_Task directions_. Omit the pictures from the entries below and retype everything else exactly.

◇ ◇ ◇

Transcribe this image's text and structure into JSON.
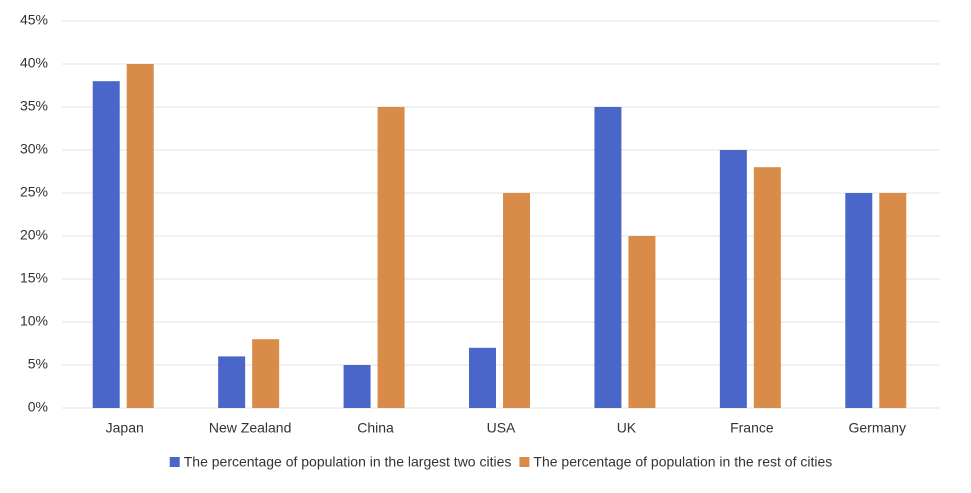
{
  "chart_data": {
    "type": "bar",
    "categories": [
      "Japan",
      "New Zealand",
      "China",
      "USA",
      "UK",
      "France",
      "Germany"
    ],
    "series": [
      {
        "name": "The percentage of population in the largest two cities",
        "color": "#4a66c8",
        "values": [
          38,
          6,
          5,
          7,
          35,
          30,
          25
        ]
      },
      {
        "name": "The percentage of population in the rest of cities",
        "color": "#d98c4a",
        "values": [
          40,
          8,
          35,
          25,
          20,
          28,
          25
        ]
      }
    ],
    "ylim": [
      0,
      45
    ],
    "yticks": [
      {
        "value": 0,
        "label": "0%"
      },
      {
        "value": 5,
        "label": "5%"
      },
      {
        "value": 10,
        "label": "10%"
      },
      {
        "value": 15,
        "label": "15%"
      },
      {
        "value": 20,
        "label": "20%"
      },
      {
        "value": 25,
        "label": "25%"
      },
      {
        "value": 30,
        "label": "30%"
      },
      {
        "value": 35,
        "label": "35%"
      },
      {
        "value": 40,
        "label": "40%"
      },
      {
        "value": 45,
        "label": "45%"
      }
    ],
    "grid": true,
    "legend": "bottom"
  }
}
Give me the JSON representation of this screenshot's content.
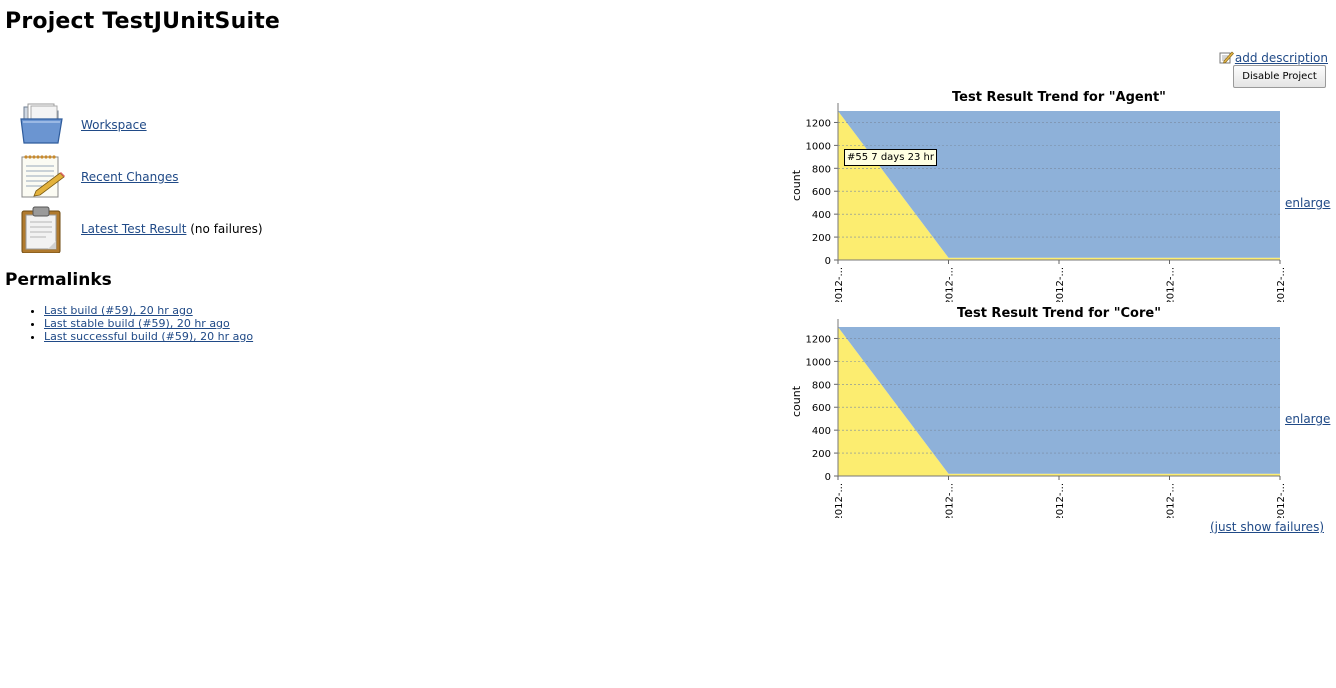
{
  "page": {
    "title": "Project TestJUnitSuite"
  },
  "top_actions": {
    "add_description_label": "add description",
    "disable_button_label": "Disable Project"
  },
  "side_links": [
    {
      "label": "Workspace",
      "icon": "folder-icon",
      "suffix": ""
    },
    {
      "label": "Recent Changes",
      "icon": "notepad-icon",
      "suffix": ""
    },
    {
      "label": "Latest Test Result",
      "icon": "clipboard-icon",
      "suffix": "(no failures)"
    }
  ],
  "permalinks": {
    "heading": "Permalinks",
    "items": [
      {
        "label": "Last build (#59), 20 hr ago"
      },
      {
        "label": "Last stable build (#59), 20 hr ago"
      },
      {
        "label": "Last successful build (#59), 20 hr ago"
      }
    ]
  },
  "colors": {
    "link": "#204a87",
    "pass_area": "#8eb1d9",
    "skip_area": "#fced70"
  },
  "charts": {
    "enlarge_label": "enlarge",
    "just_show_failures_label": "(just show failures)",
    "tooltip": "#55 7 days 23 hr"
  },
  "chart_data": [
    {
      "type": "area",
      "title": "Test Result Trend for \"Agent\"",
      "xlabel": "",
      "ylabel": "count",
      "ylim": [
        0,
        1300
      ],
      "yticks": [
        0,
        200,
        400,
        600,
        800,
        1000,
        1200
      ],
      "x_tick_labels": [
        "2012-...",
        "2012-...",
        "2012-...",
        "2012-...",
        "2012-..."
      ],
      "x_positions": [
        0,
        1,
        2,
        3,
        4
      ],
      "grid": true,
      "series": [
        {
          "color": "#fced70",
          "values": [
            1300,
            20,
            20,
            20,
            20
          ]
        },
        {
          "color": "#8eb1d9",
          "values": [
            0,
            1280,
            1280,
            1280,
            1280
          ]
        }
      ]
    },
    {
      "type": "area",
      "title": "Test Result Trend for \"Core\"",
      "xlabel": "",
      "ylabel": "count",
      "ylim": [
        0,
        1300
      ],
      "yticks": [
        0,
        200,
        400,
        600,
        800,
        1000,
        1200
      ],
      "x_tick_labels": [
        "2012-...",
        "2012-...",
        "2012-...",
        "2012-...",
        "2012-..."
      ],
      "x_positions": [
        0,
        1,
        2,
        3,
        4
      ],
      "grid": true,
      "series": [
        {
          "color": "#fced70",
          "values": [
            1300,
            20,
            20,
            20,
            20
          ]
        },
        {
          "color": "#8eb1d9",
          "values": [
            0,
            1280,
            1280,
            1280,
            1280
          ]
        }
      ]
    }
  ]
}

◇ ◇ ◇

_Exercise output_.
Transcribe this image's text and structure into JSON.
{
  "chart_data": {
    "type": "bar",
    "categories": [
      "Japan",
      "New Zealand",
      "China",
      "USA",
      "UK",
      "France",
      "Germany"
    ],
    "series": [
      {
        "name": "The percentage of population in the largest two cities",
        "color": "#4a66c8",
        "values": [
          38,
          6,
          5,
          7,
          35,
          30,
          25
        ]
      },
      {
        "name": "The percentage of population in the rest of cities",
        "color": "#d98c4a",
        "values": [
          40,
          8,
          35,
          25,
          20,
          28,
          25
        ]
      }
    ],
    "ylim": [
      0,
      45
    ],
    "yticks": [
      {
        "value": 0,
        "label": "0%"
      },
      {
        "value": 5,
        "label": "5%"
      },
      {
        "value": 10,
        "label": "10%"
      },
      {
        "value": 15,
        "label": "15%"
      },
      {
        "value": 20,
        "label": "20%"
      },
      {
        "value": 25,
        "label": "25%"
      },
      {
        "value": 30,
        "label": "30%"
      },
      {
        "value": 35,
        "label": "35%"
      },
      {
        "value": 40,
        "label": "40%"
      },
      {
        "value": 45,
        "label": "45%"
      }
    ],
    "grid": true,
    "legend": "bottom"
  }
}
Give me the JSON representation of this screenshot's content.
{
  "page": {
    "title": "Project TestJUnitSuite"
  },
  "top_actions": {
    "add_description_label": "add description",
    "disable_button_label": "Disable Project"
  },
  "side_links": [
    {
      "label": "Workspace",
      "icon": "folder-icon",
      "suffix": ""
    },
    {
      "label": "Recent Changes",
      "icon": "notepad-icon",
      "suffix": ""
    },
    {
      "label": "Latest Test Result",
      "icon": "clipboard-icon",
      "suffix": "(no failures)"
    }
  ],
  "permalinks": {
    "heading": "Permalinks",
    "items": [
      {
        "label": "Last build (#59), 20 hr ago"
      },
      {
        "label": "Last stable build (#59), 20 hr ago"
      },
      {
        "label": "Last successful build (#59), 20 hr ago"
      }
    ]
  },
  "colors": {
    "link": "#204a87",
    "pass_area": "#8eb1d9",
    "skip_area": "#fced70"
  },
  "charts": {
    "enlarge_label": "enlarge",
    "just_show_failures_label": "(just show failures)",
    "tooltip": "#55 7 days 23 hr"
  },
  "chart_data": [
    {
      "type": "area",
      "title": "Test Result Trend for \"Agent\"",
      "xlabel": "",
      "ylabel": "count",
      "ylim": [
        0,
        1300
      ],
      "yticks": [
        0,
        200,
        400,
        600,
        800,
        1000,
        1200
      ],
      "x_tick_labels": [
        "2012-...",
        "2012-...",
        "2012-...",
        "2012-...",
        "2012-..."
      ],
      "x_positions": [
        0,
        1,
        2,
        3,
        4
      ],
      "grid": true,
      "series": [
        {
          "color": "#fced70",
          "values": [
            1300,
            20,
            20,
            20,
            20
          ]
        },
        {
          "color": "#8eb1d9",
          "values": [
            0,
            1280,
            1280,
            1280,
            1280
          ]
        }
      ]
    },
    {
      "type": "area",
      "title": "Test Result Trend for \"Core\"",
      "xlabel": "",
      "ylabel": "count",
      "ylim": [
        0,
        1300
      ],
      "yticks": [
        0,
        200,
        400,
        600,
        800,
        1000,
        1200
      ],
      "x_tick_labels": [
        "2012-...",
        "2012-...",
        "2012-...",
        "2012-...",
        "2012-..."
      ],
      "x_positions": [
        0,
        1,
        2,
        3,
        4
      ],
      "grid": true,
      "series": [
        {
          "color": "#fced70",
          "values": [
            1300,
            20,
            20,
            20,
            20
          ]
        },
        {
          "color": "#8eb1d9",
          "values": [
            0,
            1280,
            1280,
            1280,
            1280
          ]
        }
      ]
    }
  ]
}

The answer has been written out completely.